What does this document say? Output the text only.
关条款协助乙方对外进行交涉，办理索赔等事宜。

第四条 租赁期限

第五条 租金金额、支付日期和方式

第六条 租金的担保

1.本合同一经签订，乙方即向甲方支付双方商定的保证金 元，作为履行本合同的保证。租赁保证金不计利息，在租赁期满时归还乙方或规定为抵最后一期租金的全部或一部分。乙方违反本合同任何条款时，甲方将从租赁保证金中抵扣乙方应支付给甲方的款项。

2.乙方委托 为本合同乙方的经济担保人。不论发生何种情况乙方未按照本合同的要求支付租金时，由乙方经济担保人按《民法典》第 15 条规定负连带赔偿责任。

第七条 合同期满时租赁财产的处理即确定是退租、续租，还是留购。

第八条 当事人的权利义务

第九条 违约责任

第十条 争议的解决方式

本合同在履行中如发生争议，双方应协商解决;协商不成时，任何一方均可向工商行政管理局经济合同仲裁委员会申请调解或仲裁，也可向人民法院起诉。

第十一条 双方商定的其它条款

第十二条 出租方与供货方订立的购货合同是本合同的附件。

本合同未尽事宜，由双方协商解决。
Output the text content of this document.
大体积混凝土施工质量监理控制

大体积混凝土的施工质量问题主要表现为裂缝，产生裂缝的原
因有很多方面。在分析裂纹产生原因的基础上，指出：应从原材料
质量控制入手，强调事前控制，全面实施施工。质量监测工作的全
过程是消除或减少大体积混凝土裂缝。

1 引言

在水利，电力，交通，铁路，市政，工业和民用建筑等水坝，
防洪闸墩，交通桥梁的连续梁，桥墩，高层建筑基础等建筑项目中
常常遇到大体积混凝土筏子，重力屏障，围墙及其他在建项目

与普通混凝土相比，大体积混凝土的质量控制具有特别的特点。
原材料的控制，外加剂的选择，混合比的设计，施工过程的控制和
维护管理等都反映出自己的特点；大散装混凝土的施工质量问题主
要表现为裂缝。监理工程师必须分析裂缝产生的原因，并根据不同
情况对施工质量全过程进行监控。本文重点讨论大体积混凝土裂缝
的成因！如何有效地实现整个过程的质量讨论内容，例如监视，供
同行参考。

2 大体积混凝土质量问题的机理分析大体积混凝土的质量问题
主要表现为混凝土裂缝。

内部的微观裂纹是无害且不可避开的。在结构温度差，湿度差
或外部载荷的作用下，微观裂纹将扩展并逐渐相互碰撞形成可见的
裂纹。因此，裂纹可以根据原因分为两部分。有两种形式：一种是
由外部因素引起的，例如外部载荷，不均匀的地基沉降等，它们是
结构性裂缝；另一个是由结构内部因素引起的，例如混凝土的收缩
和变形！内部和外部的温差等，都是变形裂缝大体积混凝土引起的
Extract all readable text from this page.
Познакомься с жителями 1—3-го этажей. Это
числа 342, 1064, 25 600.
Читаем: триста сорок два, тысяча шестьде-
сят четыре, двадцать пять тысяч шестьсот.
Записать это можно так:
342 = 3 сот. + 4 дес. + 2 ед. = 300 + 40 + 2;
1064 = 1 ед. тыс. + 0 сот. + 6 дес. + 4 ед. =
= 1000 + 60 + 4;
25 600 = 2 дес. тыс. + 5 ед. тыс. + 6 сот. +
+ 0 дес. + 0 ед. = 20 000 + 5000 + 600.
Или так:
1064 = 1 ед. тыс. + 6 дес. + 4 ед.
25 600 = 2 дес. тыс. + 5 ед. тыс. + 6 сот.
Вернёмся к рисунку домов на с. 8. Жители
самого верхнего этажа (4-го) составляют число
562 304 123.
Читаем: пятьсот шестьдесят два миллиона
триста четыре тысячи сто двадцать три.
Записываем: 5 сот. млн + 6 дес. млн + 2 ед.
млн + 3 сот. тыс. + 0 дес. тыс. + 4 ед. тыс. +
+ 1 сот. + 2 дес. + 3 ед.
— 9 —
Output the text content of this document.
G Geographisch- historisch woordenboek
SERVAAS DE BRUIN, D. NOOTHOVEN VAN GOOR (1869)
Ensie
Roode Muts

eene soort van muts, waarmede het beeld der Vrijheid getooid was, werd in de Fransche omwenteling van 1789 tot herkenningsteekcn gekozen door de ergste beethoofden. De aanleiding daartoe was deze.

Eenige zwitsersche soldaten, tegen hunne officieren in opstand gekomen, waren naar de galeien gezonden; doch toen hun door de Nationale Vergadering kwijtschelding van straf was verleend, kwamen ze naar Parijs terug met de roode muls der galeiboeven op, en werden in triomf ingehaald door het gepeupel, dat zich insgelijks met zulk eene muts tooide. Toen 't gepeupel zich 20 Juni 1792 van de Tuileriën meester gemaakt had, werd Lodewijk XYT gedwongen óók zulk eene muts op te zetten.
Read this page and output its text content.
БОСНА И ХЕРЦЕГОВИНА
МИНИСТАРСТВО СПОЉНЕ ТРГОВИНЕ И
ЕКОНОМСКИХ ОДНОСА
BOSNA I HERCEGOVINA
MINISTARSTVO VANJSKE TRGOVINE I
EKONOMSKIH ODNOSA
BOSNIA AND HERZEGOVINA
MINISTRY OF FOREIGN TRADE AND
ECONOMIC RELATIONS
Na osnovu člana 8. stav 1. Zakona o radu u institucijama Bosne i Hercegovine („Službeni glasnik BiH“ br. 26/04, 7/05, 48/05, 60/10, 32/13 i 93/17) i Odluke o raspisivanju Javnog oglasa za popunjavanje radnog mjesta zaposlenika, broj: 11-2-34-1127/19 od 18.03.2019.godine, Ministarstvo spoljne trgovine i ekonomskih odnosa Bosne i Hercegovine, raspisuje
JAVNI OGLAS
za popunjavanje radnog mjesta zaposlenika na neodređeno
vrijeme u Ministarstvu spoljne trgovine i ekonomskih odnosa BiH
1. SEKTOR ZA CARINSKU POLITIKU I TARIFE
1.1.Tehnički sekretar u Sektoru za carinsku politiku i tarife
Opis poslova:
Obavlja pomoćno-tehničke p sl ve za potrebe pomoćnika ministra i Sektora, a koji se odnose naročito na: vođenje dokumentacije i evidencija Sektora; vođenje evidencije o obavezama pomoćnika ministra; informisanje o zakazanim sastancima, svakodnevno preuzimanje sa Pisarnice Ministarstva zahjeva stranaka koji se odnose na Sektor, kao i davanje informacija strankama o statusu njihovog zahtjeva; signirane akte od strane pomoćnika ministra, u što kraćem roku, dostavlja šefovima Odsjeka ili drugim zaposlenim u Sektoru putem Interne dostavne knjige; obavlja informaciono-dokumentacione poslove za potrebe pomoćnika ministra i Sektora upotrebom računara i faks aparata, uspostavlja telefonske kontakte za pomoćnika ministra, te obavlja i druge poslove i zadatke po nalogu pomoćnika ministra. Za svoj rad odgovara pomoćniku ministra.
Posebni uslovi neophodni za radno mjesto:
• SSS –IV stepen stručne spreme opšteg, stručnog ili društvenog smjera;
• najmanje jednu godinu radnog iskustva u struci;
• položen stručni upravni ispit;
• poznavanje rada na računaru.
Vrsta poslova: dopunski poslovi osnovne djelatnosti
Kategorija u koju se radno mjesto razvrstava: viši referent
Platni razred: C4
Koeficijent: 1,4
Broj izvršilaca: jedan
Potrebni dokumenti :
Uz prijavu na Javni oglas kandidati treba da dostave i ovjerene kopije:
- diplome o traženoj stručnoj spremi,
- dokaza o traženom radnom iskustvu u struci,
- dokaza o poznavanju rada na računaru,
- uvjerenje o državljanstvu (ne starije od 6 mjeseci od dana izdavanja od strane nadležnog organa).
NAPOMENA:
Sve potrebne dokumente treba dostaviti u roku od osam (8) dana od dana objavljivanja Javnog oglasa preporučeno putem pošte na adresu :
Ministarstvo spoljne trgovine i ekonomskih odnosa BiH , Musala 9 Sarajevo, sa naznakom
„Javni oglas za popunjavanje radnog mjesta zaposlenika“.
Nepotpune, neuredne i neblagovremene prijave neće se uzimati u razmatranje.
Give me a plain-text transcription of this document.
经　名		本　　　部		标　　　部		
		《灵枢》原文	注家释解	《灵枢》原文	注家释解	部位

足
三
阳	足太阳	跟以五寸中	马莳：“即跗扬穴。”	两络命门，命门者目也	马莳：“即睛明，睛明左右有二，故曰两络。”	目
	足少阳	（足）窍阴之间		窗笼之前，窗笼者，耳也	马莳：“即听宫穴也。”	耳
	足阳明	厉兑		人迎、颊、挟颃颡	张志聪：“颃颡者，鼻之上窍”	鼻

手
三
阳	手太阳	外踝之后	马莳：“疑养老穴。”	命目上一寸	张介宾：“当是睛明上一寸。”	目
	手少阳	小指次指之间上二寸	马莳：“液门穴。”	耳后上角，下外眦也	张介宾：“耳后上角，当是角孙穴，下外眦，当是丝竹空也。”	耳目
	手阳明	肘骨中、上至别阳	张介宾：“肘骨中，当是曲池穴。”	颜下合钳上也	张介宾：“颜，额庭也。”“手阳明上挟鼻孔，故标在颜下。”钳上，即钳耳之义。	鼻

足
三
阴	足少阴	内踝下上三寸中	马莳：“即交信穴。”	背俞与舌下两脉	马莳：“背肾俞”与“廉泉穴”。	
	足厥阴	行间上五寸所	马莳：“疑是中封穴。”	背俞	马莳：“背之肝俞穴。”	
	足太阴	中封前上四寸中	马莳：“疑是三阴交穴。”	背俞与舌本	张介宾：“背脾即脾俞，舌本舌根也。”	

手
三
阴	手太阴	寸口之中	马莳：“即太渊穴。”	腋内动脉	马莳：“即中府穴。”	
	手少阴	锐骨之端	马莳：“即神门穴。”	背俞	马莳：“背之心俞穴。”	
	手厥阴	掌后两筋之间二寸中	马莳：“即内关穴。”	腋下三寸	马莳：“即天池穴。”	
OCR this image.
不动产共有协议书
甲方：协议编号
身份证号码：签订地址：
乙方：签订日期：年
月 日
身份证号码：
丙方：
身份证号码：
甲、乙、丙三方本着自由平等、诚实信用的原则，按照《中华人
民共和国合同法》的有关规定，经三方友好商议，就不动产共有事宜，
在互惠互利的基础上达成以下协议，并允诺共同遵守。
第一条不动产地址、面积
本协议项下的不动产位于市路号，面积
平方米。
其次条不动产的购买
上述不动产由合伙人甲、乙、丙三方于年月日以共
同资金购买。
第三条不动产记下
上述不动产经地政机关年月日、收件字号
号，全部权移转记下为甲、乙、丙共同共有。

WHAT IS ASKED:
Set down, unchanged, the line that contains "OCR this image." together with every later line in the records, through the last one.

THE RESPONSE:
OCR this image.
不动产共有协议书
甲方：协议编号
身份证号码：签订地址：
乙方：签订日期：年
月 日
身份证号码：
丙方：
身份证号码：
甲、乙、丙三方本着自由平等、诚实信用的原则，按照《中华人
民共和国合同法》的有关规定，经三方友好商议，就不动产共有事宜，
在互惠互利的基础上达成以下协议，并允诺共同遵守。
第一条不动产地址、面积
本协议项下的不动产位于市路号，面积
平方米。
其次条不动产的购买
上述不动产由合伙人甲、乙、丙三方于年月日以共
同资金购买。
第三条不动产记下
上述不动产经地政机关年月日、收件字号
号，全部权移转记下为甲、乙、丙共同共有。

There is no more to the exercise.